Stored dataset items
================================
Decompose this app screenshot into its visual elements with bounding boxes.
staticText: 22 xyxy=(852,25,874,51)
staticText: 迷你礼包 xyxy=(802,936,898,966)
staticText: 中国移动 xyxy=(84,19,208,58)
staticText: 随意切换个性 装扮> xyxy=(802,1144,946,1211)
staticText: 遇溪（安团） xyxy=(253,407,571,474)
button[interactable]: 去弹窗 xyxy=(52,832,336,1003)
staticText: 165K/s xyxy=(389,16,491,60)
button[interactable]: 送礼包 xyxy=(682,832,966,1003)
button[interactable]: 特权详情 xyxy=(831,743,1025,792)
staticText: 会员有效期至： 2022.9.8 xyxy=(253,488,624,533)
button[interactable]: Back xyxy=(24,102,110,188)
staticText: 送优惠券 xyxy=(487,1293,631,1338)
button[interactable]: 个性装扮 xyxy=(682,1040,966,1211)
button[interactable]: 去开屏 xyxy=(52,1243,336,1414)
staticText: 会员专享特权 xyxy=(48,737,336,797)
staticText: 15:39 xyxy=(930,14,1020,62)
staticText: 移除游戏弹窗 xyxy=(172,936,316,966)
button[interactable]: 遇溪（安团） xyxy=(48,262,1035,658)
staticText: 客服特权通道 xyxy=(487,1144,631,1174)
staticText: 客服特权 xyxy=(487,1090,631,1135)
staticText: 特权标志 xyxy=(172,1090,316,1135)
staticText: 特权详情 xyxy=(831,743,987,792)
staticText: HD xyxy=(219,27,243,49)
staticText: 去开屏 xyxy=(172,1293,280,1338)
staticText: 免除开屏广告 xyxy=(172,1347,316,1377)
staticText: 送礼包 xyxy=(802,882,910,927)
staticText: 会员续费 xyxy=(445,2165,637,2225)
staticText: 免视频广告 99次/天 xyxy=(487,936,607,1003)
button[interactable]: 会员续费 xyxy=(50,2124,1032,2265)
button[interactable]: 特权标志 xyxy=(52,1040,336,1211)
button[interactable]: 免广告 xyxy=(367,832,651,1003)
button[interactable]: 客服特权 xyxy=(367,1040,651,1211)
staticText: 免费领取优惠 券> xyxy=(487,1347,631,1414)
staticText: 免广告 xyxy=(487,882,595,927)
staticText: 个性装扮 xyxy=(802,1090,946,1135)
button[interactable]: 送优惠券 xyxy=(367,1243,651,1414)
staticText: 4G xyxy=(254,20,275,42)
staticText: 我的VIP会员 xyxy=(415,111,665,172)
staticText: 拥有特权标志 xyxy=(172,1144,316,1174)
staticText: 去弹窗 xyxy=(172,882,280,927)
================================
Exercise brief:
Render the lines of the listing above as a numbered list, dropping any blank lines.

Answer for the task:
1. Decompose this app screenshot into its visual elements with bounding boxes.
2. staticText: 22 xyxy=(852,25,874,51)
3. staticText: 迷你礼包 xyxy=(802,936,898,966)
4. staticText: 中国移动 xyxy=(84,19,208,58)
5. staticText: 随意切换个性 装扮> xyxy=(802,1144,946,1211)
6. staticText: 遇溪（安团） xyxy=(253,407,571,474)
7. button[interactable]: 去弹窗 xyxy=(52,832,336,1003)
8. staticText: 165K/s xyxy=(389,16,491,60)
9. button[interactable]: 送礼包 xyxy=(682,832,966,1003)
10. button[interactable]: 特权详情 xyxy=(831,743,1025,792)
11. staticText: 会员有效期至： 2022.9.8 xyxy=(253,488,624,533)
12. button[interactable]: Back xyxy=(24,102,110,188)
13. staticText: 送优惠券 xyxy=(487,1293,631,1338)
14. button[interactable]: 个性装扮 xyxy=(682,1040,966,1211)
15. button[interactable]: 去开屏 xyxy=(52,1243,336,1414)
16. staticText: 会员专享特权 xyxy=(48,737,336,797)
17. staticText: 15:39 xyxy=(930,14,1020,62)
18. staticText: 移除游戏弹窗 xyxy=(172,936,316,966)
19. button[interactable]: 遇溪（安团） xyxy=(48,262,1035,658)
20. staticText: 客服特权通道 xyxy=(487,1144,631,1174)
21. staticText: 客服特权 xyxy=(487,1090,631,1135)
22. staticText: 特权标志 xyxy=(172,1090,316,1135)
23. staticText: 特权详情 xyxy=(831,743,987,792)
24. staticText: HD xyxy=(219,27,243,49)
25. staticText: 去开屏 xyxy=(172,1293,280,1338)
26. staticText: 免除开屏广告 xyxy=(172,1347,316,1377)
27. staticText: 送礼包 xyxy=(802,882,910,927)
28. staticText: 会员续费 xyxy=(445,2165,637,2225)
29. staticText: 免视频广告 99次/天 xyxy=(487,936,607,1003)
30. button[interactable]: 会员续费 xyxy=(50,2124,1032,2265)
31. button[interactable]: 特权标志 xyxy=(52,1040,336,1211)
32. button[interactable]: 免广告 xyxy=(367,832,651,1003)
33. button[interactable]: 客服特权 xyxy=(367,1040,651,1211)
34. staticText: 免费领取优惠 券> xyxy=(487,1347,631,1414)
35. staticText: 免广告 xyxy=(487,882,595,927)
36. staticText: 个性装扮 xyxy=(802,1090,946,1135)
37. button[interactable]: 送优惠券 xyxy=(367,1243,651,1414)
38. staticText: 4G xyxy=(254,20,275,42)
39. staticText: 我的VIP会员 xyxy=(415,111,665,172)
40. staticText: 拥有特权标志 xyxy=(172,1144,316,1174)
41. staticText: 去弹窗 xyxy=(172,882,280,927)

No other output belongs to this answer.